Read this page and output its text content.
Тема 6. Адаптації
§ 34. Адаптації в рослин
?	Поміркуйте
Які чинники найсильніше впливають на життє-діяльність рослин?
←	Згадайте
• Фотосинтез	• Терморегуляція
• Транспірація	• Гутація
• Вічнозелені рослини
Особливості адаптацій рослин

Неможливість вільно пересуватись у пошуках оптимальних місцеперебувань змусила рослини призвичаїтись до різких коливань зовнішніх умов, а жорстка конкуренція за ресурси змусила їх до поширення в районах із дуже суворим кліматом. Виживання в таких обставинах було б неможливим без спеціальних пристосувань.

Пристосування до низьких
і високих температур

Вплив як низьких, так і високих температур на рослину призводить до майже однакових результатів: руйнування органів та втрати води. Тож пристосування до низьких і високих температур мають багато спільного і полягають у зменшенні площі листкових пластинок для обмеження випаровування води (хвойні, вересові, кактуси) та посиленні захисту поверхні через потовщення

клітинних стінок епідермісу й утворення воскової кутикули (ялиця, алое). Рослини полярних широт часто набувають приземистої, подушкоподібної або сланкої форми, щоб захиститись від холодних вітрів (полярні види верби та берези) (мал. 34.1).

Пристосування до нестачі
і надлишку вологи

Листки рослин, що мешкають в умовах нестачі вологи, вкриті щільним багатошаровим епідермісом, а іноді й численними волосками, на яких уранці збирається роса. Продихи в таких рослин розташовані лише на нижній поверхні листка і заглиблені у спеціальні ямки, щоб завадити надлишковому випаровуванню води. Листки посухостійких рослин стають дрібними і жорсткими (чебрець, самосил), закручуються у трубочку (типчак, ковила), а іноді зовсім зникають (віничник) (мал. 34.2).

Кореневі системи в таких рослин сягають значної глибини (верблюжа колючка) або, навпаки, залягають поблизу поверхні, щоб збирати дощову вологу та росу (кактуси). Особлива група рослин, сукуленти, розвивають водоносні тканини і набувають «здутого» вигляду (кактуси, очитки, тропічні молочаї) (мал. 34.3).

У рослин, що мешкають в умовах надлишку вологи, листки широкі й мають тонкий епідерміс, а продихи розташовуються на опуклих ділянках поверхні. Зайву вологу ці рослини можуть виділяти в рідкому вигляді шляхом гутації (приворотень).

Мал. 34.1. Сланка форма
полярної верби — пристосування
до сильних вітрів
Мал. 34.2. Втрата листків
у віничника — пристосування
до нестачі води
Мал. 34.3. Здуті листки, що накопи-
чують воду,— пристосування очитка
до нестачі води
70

○ ○ ○

__WHAT YOU HAVE TO DO__. Each record above should be restated word for word.

__RESULT FOR THIS EXERCISE__.
Read this page and output its text content.
Тема 6. Адаптації
§ 34. Адаптації в рослин
?	Поміркуйте
Які чинники найсильніше впливають на життє-діяльність рослин?
←	Згадайте
• Фотосинтез	• Терморегуляція
• Транспірація	• Гутація
• Вічнозелені рослини
Особливості адаптацій рослин

Неможливість вільно пересуватись у пошуках оптимальних місцеперебувань змусила рослини призвичаїтись до різких коливань зовнішніх умов, а жорстка конкуренція за ресурси змусила їх до поширення в районах із дуже суворим кліматом. Виживання в таких обставинах було б неможливим без спеціальних пристосувань.

Пристосування до низьких
і високих температур

Вплив як низьких, так і високих температур на рослину призводить до майже однакових результатів: руйнування органів та втрати води. Тож пристосування до низьких і високих температур мають багато спільного і полягають у зменшенні площі листкових пластинок для обмеження випаровування води (хвойні, вересові, кактуси) та посиленні захисту поверхні через потовщення

клітинних стінок епідермісу й утворення воскової кутикули (ялиця, алое). Рослини полярних широт часто набувають приземистої, подушкоподібної або сланкої форми, щоб захиститись від холодних вітрів (полярні види верби та берези) (мал. 34.1).

Пристосування до нестачі
і надлишку вологи

Листки рослин, що мешкають в умовах нестачі вологи, вкриті щільним багатошаровим епідермісом, а іноді й численними волосками, на яких уранці збирається роса. Продихи в таких рослин розташовані лише на нижній поверхні листка і заглиблені у спеціальні ямки, щоб завадити надлишковому випаровуванню води. Листки посухостійких рослин стають дрібними і жорсткими (чебрець, самосил), закручуються у трубочку (типчак, ковила), а іноді зовсім зникають (віничник) (мал. 34.2).

Кореневі системи в таких рослин сягають значної глибини (верблюжа колючка) або, навпаки, залягають поблизу поверхні, щоб збирати дощову вологу та росу (кактуси). Особлива група рослин, сукуленти, розвивають водоносні тканини і набувають «здутого» вигляду (кактуси, очитки, тропічні молочаї) (мал. 34.3).

У рослин, що мешкають в умовах надлишку вологи, листки широкі й мають тонкий епідерміс, а продихи розташовуються на опуклих ділянках поверхні. Зайву вологу ці рослини можуть виділяти в рідкому вигляді шляхом гутації (приворотень).

Мал. 34.1. Сланка форма
полярної верби — пристосування
до сильних вітрів
Мал. 34.2. Втрата листків
у віничника — пристосування
до нестачі води
Мал. 34.3. Здуті листки, що накопи-
чують воду,— пристосування очитка
до нестачі води
70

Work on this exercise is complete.